'''

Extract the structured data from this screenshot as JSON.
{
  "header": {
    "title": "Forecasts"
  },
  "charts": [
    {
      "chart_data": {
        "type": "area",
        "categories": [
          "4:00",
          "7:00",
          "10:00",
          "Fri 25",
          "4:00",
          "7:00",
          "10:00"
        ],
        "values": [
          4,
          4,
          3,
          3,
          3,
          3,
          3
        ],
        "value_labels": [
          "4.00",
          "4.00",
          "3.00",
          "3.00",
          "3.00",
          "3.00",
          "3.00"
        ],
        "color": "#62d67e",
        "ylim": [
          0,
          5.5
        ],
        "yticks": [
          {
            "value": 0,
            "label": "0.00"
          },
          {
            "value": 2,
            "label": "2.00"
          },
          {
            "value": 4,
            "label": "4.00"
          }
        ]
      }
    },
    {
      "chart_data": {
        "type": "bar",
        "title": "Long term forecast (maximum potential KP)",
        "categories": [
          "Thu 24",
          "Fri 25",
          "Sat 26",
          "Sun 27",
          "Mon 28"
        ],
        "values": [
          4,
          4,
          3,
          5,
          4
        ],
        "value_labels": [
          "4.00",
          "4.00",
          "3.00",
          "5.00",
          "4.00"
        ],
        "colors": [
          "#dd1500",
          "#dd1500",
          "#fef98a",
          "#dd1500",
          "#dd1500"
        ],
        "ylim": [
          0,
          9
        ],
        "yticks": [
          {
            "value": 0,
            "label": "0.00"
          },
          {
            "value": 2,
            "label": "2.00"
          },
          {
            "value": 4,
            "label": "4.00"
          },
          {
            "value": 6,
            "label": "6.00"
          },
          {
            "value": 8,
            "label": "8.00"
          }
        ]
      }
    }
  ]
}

'''

* Written exercise
Restate every record exactly, leaving nothing out.

* Finished exercise
Extract the structured data from this screenshot as JSON.
{
  "header": {
    "title": "Forecasts"
  },
  "charts": [
    {
      "chart_data": {
        "type": "area",
        "categories": [
          "4:00",
          "7:00",
          "10:00",
          "Fri 25",
          "4:00",
          "7:00",
          "10:00"
        ],
        "values": [
          4,
          4,
          3,
          3,
          3,
          3,
          3
        ],
        "value_labels": [
          "4.00",
          "4.00",
          "3.00",
          "3.00",
          "3.00",
          "3.00",
          "3.00"
        ],
        "color": "#62d67e",
        "ylim": [
          0,
          5.5
        ],
        "yticks": [
          {
            "value": 0,
            "label": "0.00"
          },
          {
            "value": 2,
            "label": "2.00"
          },
          {
            "value": 4,
            "label": "4.00"
          }
        ]
      }
    },
    {
      "chart_data": {
        "type": "bar",
        "title": "Long term forecast (maximum potential KP)",
        "categories": [
          "Thu 24",
          "Fri 25",
          "Sat 26",
          "Sun 27",
          "Mon 28"
        ],
        "values": [
          4,
          4,
          3,
          5,
          4
        ],
        "value_labels": [
          "4.00",
          "4.00",
          "3.00",
          "5.00",
          "4.00"
        ],
        "colors": [
          "#dd1500",
          "#dd1500",
          "#fef98a",
          "#dd1500",
          "#dd1500"
        ],
        "ylim": [
          0,
          9
        ],
        "yticks": [
          {
            "value": 0,
            "label": "0.00"
          },
          {
            "value": 2,
            "label": "2.00"
          },
          {
            "value": 4,
            "label": "4.00"
          },
          {
            "value": 6,
            "label": "6.00"
          },
          {
            "value": 8,
            "label": "8.00"
          }
        ]
      }
    }
  ]
}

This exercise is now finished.